YOUR TASK:
Pictures do not belong in the copy; transcribe everything else in the records exactly.

[Figure data in JSON]
-- BEGIN --
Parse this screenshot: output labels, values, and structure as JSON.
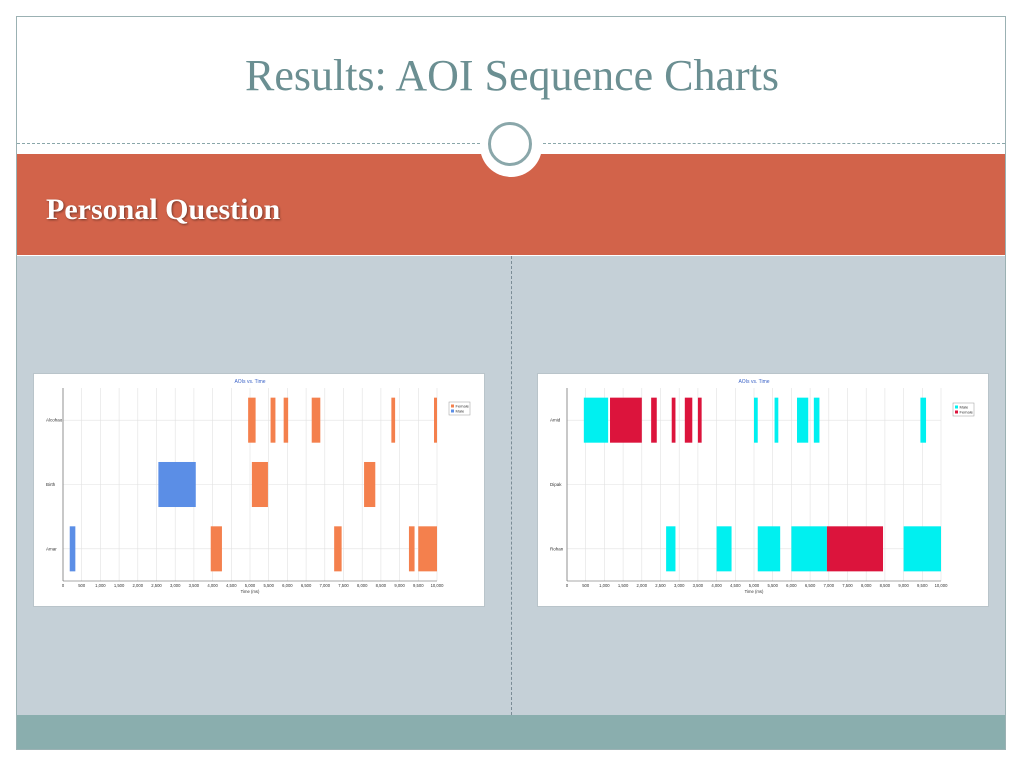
{
  "slide": {
    "title": "Results: AOI Sequence Charts",
    "subtitle": "Personal Question",
    "colors": {
      "banner": "#d2634a",
      "content": "#c5d0d7",
      "footer": "#8aaeae",
      "title": "#6b8f92"
    }
  },
  "chart_data": [
    {
      "type": "bar",
      "title": "AOIs vs. Time",
      "xlabel": "Time (ms)",
      "ylabel": "",
      "xlim": [
        0,
        10000
      ],
      "xticks": [
        0,
        500,
        1000,
        1500,
        2000,
        2500,
        3000,
        3500,
        4000,
        4500,
        5000,
        5500,
        6000,
        6500,
        7000,
        7500,
        8000,
        8500,
        9000,
        9500,
        10000
      ],
      "xtick_labels": [
        "0",
        "500",
        "1,000",
        "1,500",
        "2,000",
        "2,500",
        "3,000",
        "3,500",
        "4,000",
        "4,500",
        "5,000",
        "5,500",
        "6,000",
        "6,500",
        "7,000",
        "7,500",
        "8,000",
        "8,500",
        "9,000",
        "9,500",
        "10,000"
      ],
      "categories": [
        "Alcohao",
        "Birth",
        "Amar"
      ],
      "legend": {
        "position": "top-right",
        "entries": [
          {
            "name": "Female",
            "color": "#f4804d"
          },
          {
            "name": "Male",
            "color": "#5b8ee6"
          }
        ]
      },
      "grid": true,
      "series": [
        {
          "name": "Female",
          "color": "#f4804d",
          "segments": [
            {
              "row": "Alcohao",
              "start": 4950,
              "end": 5150
            },
            {
              "row": "Alcohao",
              "start": 5550,
              "end": 5680
            },
            {
              "row": "Alcohao",
              "start": 5900,
              "end": 6020
            },
            {
              "row": "Alcohao",
              "start": 6650,
              "end": 6880
            },
            {
              "row": "Alcohao",
              "start": 8780,
              "end": 8880
            },
            {
              "row": "Alcohao",
              "start": 9920,
              "end": 10000
            },
            {
              "row": "Birth",
              "start": 5050,
              "end": 5480
            },
            {
              "row": "Birth",
              "start": 8050,
              "end": 8350
            },
            {
              "row": "Amar",
              "start": 3950,
              "end": 4250
            },
            {
              "row": "Amar",
              "start": 7250,
              "end": 7450
            },
            {
              "row": "Amar",
              "start": 9250,
              "end": 9400
            },
            {
              "row": "Amar",
              "start": 9500,
              "end": 10000
            }
          ]
        },
        {
          "name": "Male",
          "color": "#5b8ee6",
          "segments": [
            {
              "row": "Birth",
              "start": 2550,
              "end": 3550
            },
            {
              "row": "Amar",
              "start": 180,
              "end": 330
            }
          ]
        }
      ]
    },
    {
      "type": "bar",
      "title": "AOIs vs. Time",
      "xlabel": "Time (ms)",
      "ylabel": "",
      "xlim": [
        0,
        10000
      ],
      "xticks": [
        0,
        500,
        1000,
        1500,
        2000,
        2500,
        3000,
        3500,
        4000,
        4500,
        5000,
        5500,
        6000,
        6500,
        7000,
        7500,
        8000,
        8500,
        9000,
        9500,
        10000
      ],
      "xtick_labels": [
        "0",
        "500",
        "1,000",
        "1,500",
        "2,000",
        "2,500",
        "3,000",
        "3,500",
        "4,000",
        "4,500",
        "5,000",
        "5,500",
        "6,000",
        "6,500",
        "7,000",
        "7,500",
        "8,000",
        "8,500",
        "9,000",
        "9,500",
        "10,000"
      ],
      "categories": [
        "Amid",
        "Dipak",
        "Rohan"
      ],
      "legend": {
        "position": "top-right",
        "entries": [
          {
            "name": "Male",
            "color": "#00f0f0"
          },
          {
            "name": "Female",
            "color": "#dc143c"
          }
        ]
      },
      "grid": true,
      "series": [
        {
          "name": "Male",
          "color": "#00f0f0",
          "segments": [
            {
              "row": "Amid",
              "start": 450,
              "end": 1100
            },
            {
              "row": "Amid",
              "start": 5000,
              "end": 5100
            },
            {
              "row": "Amid",
              "start": 5550,
              "end": 5650
            },
            {
              "row": "Amid",
              "start": 6150,
              "end": 6450
            },
            {
              "row": "Amid",
              "start": 6600,
              "end": 6750
            },
            {
              "row": "Amid",
              "start": 9450,
              "end": 9600
            },
            {
              "row": "Rohan",
              "start": 2650,
              "end": 2900
            },
            {
              "row": "Rohan",
              "start": 4000,
              "end": 4400
            },
            {
              "row": "Rohan",
              "start": 5100,
              "end": 5700
            },
            {
              "row": "Rohan",
              "start": 6000,
              "end": 6950
            },
            {
              "row": "Rohan",
              "start": 9000,
              "end": 10000
            }
          ]
        },
        {
          "name": "Female",
          "color": "#dc143c",
          "segments": [
            {
              "row": "Amid",
              "start": 1150,
              "end": 2000
            },
            {
              "row": "Amid",
              "start": 2250,
              "end": 2400
            },
            {
              "row": "Amid",
              "start": 2800,
              "end": 2900
            },
            {
              "row": "Amid",
              "start": 3150,
              "end": 3350
            },
            {
              "row": "Amid",
              "start": 3500,
              "end": 3600
            },
            {
              "row": "Rohan",
              "start": 6950,
              "end": 8450
            }
          ]
        }
      ]
    }
  ]
}
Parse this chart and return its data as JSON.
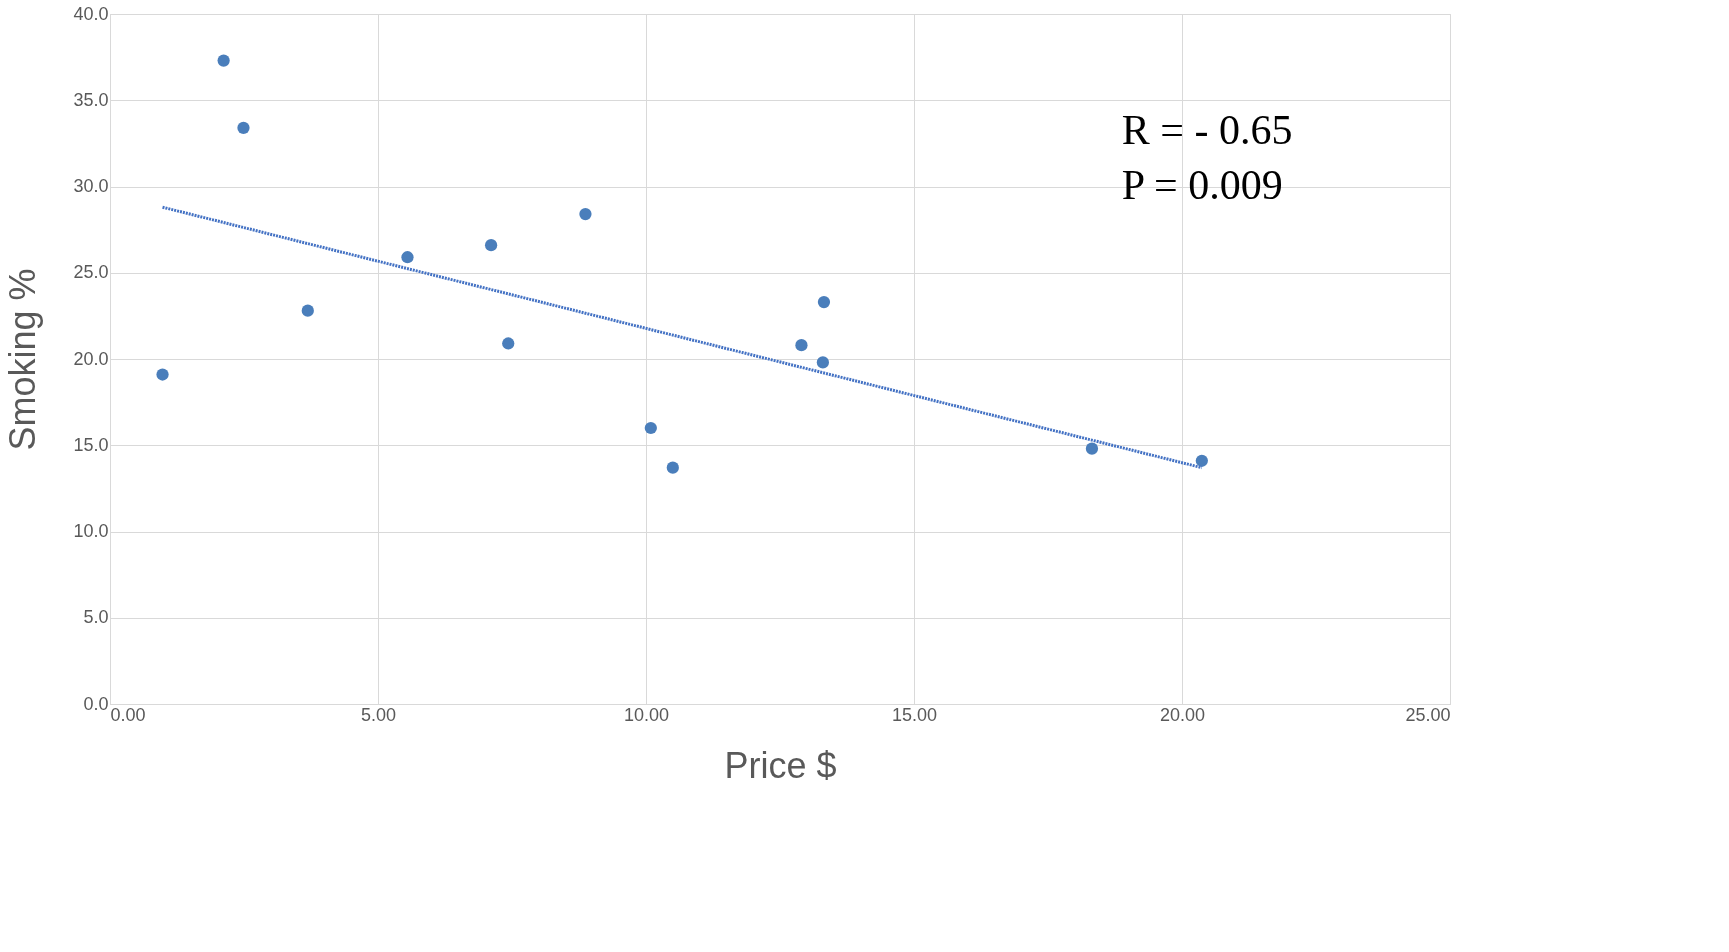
{
  "chart_data": {
    "type": "scatter",
    "xlabel": "Price $",
    "ylabel": "Smoking %",
    "annotations": [
      "R = - 0.65",
      "P =  0.009"
    ],
    "series": [
      {
        "type": "scatter",
        "color": "#4a7ebb",
        "marker": "circle",
        "x": [
          0.98,
          2.12,
          2.49,
          3.69,
          5.55,
          7.11,
          7.43,
          8.87,
          10.09,
          10.5,
          12.9,
          13.32,
          13.3,
          18.32,
          20.37
        ],
        "values": [
          19.1,
          37.3,
          33.4,
          22.8,
          25.9,
          26.6,
          20.9,
          28.4,
          16.0,
          13.7,
          20.8,
          23.3,
          19.8,
          14.8,
          14.1
        ]
      },
      {
        "type": "line",
        "color": "#4472c4",
        "line_style": "dotted",
        "x": [
          0.98,
          20.37
        ],
        "values": [
          28.8,
          13.7
        ]
      }
    ],
    "xlim": [
      0,
      25
    ],
    "ylim": [
      0,
      40
    ],
    "xticks": [
      {
        "value": 0,
        "label": "0.00"
      },
      {
        "value": 5,
        "label": "5.00"
      },
      {
        "value": 10,
        "label": "10.00"
      },
      {
        "value": 15,
        "label": "15.00"
      },
      {
        "value": 20,
        "label": "20.00"
      },
      {
        "value": 25,
        "label": "25.00"
      }
    ],
    "yticks": [
      {
        "value": 0,
        "label": "0.0"
      },
      {
        "value": 5,
        "label": "5.0"
      },
      {
        "value": 10,
        "label": "10.0"
      },
      {
        "value": 15,
        "label": "15.0"
      },
      {
        "value": 20,
        "label": "20.0"
      },
      {
        "value": 25,
        "label": "25.0"
      },
      {
        "value": 30,
        "label": "30.0"
      },
      {
        "value": 35,
        "label": "35.0"
      },
      {
        "value": 40,
        "label": "40.0"
      }
    ],
    "grid": true
  }
}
-- END --
EXERCISE OUTPUT:
Parse this screenshot: output labels, values, and structure as JSON.
{
  "slide": {
    "title": "Results: AOI Sequence Charts",
    "subtitle": "Personal Question",
    "colors": {
      "banner": "#d2634a",
      "content": "#c5d0d7",
      "footer": "#8aaeae",
      "title": "#6b8f92"
    }
  },
  "chart_data": [
    {
      "type": "bar",
      "title": "AOIs vs. Time",
      "xlabel": "Time (ms)",
      "ylabel": "",
      "xlim": [
        0,
        10000
      ],
      "xticks": [
        0,
        500,
        1000,
        1500,
        2000,
        2500,
        3000,
        3500,
        4000,
        4500,
        5000,
        5500,
        6000,
        6500,
        7000,
        7500,
        8000,
        8500,
        9000,
        9500,
        10000
      ],
      "xtick_labels": [
        "0",
        "500",
        "1,000",
        "1,500",
        "2,000",
        "2,500",
        "3,000",
        "3,500",
        "4,000",
        "4,500",
        "5,000",
        "5,500",
        "6,000",
        "6,500",
        "7,000",
        "7,500",
        "8,000",
        "8,500",
        "9,000",
        "9,500",
        "10,000"
      ],
      "categories": [
        "Alcohao",
        "Birth",
        "Amar"
      ],
      "legend": {
        "position": "top-right",
        "entries": [
          {
            "name": "Female",
            "color": "#f4804d"
          },
          {
            "name": "Male",
            "color": "#5b8ee6"
          }
        ]
      },
      "grid": true,
      "series": [
        {
          "name": "Female",
          "color": "#f4804d",
          "segments": [
            {
              "row": "Alcohao",
              "start": 4950,
              "end": 5150
            },
            {
              "row": "Alcohao",
              "start": 5550,
              "end": 5680
            },
            {
              "row": "Alcohao",
              "start": 5900,
              "end": 6020
            },
            {
              "row": "Alcohao",
              "start": 6650,
              "end": 6880
            },
            {
              "row": "Alcohao",
              "start": 8780,
              "end": 8880
            },
            {
              "row": "Alcohao",
              "start": 9920,
              "end": 10000
            },
            {
              "row": "Birth",
              "start": 5050,
              "end": 5480
            },
            {
              "row": "Birth",
              "start": 8050,
              "end": 8350
            },
            {
              "row": "Amar",
              "start": 3950,
              "end": 4250
            },
            {
              "row": "Amar",
              "start": 7250,
              "end": 7450
            },
            {
              "row": "Amar",
              "start": 9250,
              "end": 9400
            },
            {
              "row": "Amar",
              "start": 9500,
              "end": 10000
            }
          ]
        },
        {
          "name": "Male",
          "color": "#5b8ee6",
          "segments": [
            {
              "row": "Birth",
              "start": 2550,
              "end": 3550
            },
            {
              "row": "Amar",
              "start": 180,
              "end": 330
            }
          ]
        }
      ]
    },
    {
      "type": "bar",
      "title": "AOIs vs. Time",
      "xlabel": "Time (ms)",
      "ylabel": "",
      "xlim": [
        0,
        10000
      ],
      "xticks": [
        0,
        500,
        1000,
        1500,
        2000,
        2500,
        3000,
        3500,
        4000,
        4500,
        5000,
        5500,
        6000,
        6500,
        7000,
        7500,
        8000,
        8500,
        9000,
        9500,
        10000
      ],
      "xtick_labels": [
        "0",
        "500",
        "1,000",
        "1,500",
        "2,000",
        "2,500",
        "3,000",
        "3,500",
        "4,000",
        "4,500",
        "5,000",
        "5,500",
        "6,000",
        "6,500",
        "7,000",
        "7,500",
        "8,000",
        "8,500",
        "9,000",
        "9,500",
        "10,000"
      ],
      "categories": [
        "Amid",
        "Dipak",
        "Rohan"
      ],
      "legend": {
        "position": "top-right",
        "entries": [
          {
            "name": "Male",
            "color": "#00f0f0"
          },
          {
            "name": "Female",
            "color": "#dc143c"
          }
        ]
      },
      "grid": true,
      "series": [
        {
          "name": "Male",
          "color": "#00f0f0",
          "segments": [
            {
              "row": "Amid",
              "start": 450,
              "end": 1100
            },
            {
              "row": "Amid",
              "start": 5000,
              "end": 5100
            },
            {
              "row": "Amid",
              "start": 5550,
              "end": 5650
            },
            {
              "row": "Amid",
              "start": 6150,
              "end": 6450
            },
            {
              "row": "Amid",
              "start": 6600,
              "end": 6750
            },
            {
              "row": "Amid",
              "start": 9450,
              "end": 9600
            },
            {
              "row": "Rohan",
              "start": 2650,
              "end": 2900
            },
            {
              "row": "Rohan",
              "start": 4000,
              "end": 4400
            },
            {
              "row": "Rohan",
              "start": 5100,
              "end": 5700
            },
            {
              "row": "Rohan",
              "start": 6000,
              "end": 6950
            },
            {
              "row": "Rohan",
              "start": 9000,
              "end": 10000
            }
          ]
        },
        {
          "name": "Female",
          "color": "#dc143c",
          "segments": [
            {
              "row": "Amid",
              "start": 1150,
              "end": 2000
            },
            {
              "row": "Amid",
              "start": 2250,
              "end": 2400
            },
            {
              "row": "Amid",
              "start": 2800,
              "end": 2900
            },
            {
              "row": "Amid",
              "start": 3150,
              "end": 3350
            },
            {
              "row": "Amid",
              "start": 3500,
              "end": 3600
            },
            {
              "row": "Rohan",
              "start": 6950,
              "end": 8450
            }
          ]
        }
      ]
    }
  ]
}
Parse this chart and return its data as JSON.
{
  "chart_data": {
    "type": "scatter",
    "xlabel": "Price $",
    "ylabel": "Smoking %",
    "annotations": [
      "R = - 0.65",
      "P =  0.009"
    ],
    "series": [
      {
        "type": "scatter",
        "color": "#4a7ebb",
        "marker": "circle",
        "x": [
          0.98,
          2.12,
          2.49,
          3.69,
          5.55,
          7.11,
          7.43,
          8.87,
          10.09,
          10.5,
          12.9,
          13.32,
          13.3,
          18.32,
          20.37
        ],
        "values": [
          19.1,
          37.3,
          33.4,
          22.8,
          25.9,
          26.6,
          20.9,
          28.4,
          16.0,
          13.7,
          20.8,
          23.3,
          19.8,
          14.8,
          14.1
        ]
      },
      {
        "type": "line",
        "color": "#4472c4",
        "line_style": "dotted",
        "x": [
          0.98,
          20.37
        ],
        "values": [
          28.8,
          13.7
        ]
      }
    ],
    "xlim": [
      0,
      25
    ],
    "ylim": [
      0,
      40
    ],
    "xticks": [
      {
        "value": 0,
        "label": "0.00"
      },
      {
        "value": 5,
        "label": "5.00"
      },
      {
        "value": 10,
        "label": "10.00"
      },
      {
        "value": 15,
        "label": "15.00"
      },
      {
        "value": 20,
        "label": "20.00"
      },
      {
        "value": 25,
        "label": "25.00"
      }
    ],
    "yticks": [
      {
        "value": 0,
        "label": "0.0"
      },
      {
        "value": 5,
        "label": "5.0"
      },
      {
        "value": 10,
        "label": "10.0"
      },
      {
        "value": 15,
        "label": "15.0"
      },
      {
        "value": 20,
        "label": "20.0"
      },
      {
        "value": 25,
        "label": "25.0"
      },
      {
        "value": 30,
        "label": "30.0"
      },
      {
        "value": 35,
        "label": "35.0"
      },
      {
        "value": 40,
        "label": "40.0"
      }
    ],
    "grid": true
  }
}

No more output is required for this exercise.